((

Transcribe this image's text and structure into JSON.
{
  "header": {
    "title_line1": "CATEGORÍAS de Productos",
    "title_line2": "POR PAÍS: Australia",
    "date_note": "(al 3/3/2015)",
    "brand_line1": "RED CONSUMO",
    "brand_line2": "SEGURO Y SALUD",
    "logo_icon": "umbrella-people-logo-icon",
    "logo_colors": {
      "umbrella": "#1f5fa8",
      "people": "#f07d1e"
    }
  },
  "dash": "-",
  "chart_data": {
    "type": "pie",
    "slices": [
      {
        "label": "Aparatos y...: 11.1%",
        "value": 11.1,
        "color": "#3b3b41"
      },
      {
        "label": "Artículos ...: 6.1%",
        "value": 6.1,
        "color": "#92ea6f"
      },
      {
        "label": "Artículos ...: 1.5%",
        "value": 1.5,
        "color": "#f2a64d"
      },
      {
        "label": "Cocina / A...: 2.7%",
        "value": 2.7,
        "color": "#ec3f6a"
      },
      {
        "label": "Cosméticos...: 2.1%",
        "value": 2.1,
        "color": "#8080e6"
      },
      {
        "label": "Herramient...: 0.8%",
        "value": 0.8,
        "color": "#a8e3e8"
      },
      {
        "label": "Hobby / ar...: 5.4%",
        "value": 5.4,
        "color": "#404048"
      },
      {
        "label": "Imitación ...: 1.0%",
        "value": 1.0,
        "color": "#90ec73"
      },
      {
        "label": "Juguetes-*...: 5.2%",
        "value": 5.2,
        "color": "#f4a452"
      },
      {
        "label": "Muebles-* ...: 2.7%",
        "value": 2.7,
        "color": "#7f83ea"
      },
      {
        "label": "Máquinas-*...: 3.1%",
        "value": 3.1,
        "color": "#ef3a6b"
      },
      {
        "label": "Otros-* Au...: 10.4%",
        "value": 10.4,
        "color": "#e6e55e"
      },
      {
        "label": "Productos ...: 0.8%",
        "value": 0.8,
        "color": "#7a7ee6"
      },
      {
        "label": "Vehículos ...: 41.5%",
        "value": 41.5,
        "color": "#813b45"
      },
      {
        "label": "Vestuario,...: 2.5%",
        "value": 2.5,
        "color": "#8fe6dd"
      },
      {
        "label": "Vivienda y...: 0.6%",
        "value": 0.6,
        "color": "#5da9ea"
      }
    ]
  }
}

))

Find the lines holding "people" and list every one.

▸ **ANSWER IN FULL**:
    "logo_icon": "umbrella-people-logo-icon",
      "people": "#f07d1e"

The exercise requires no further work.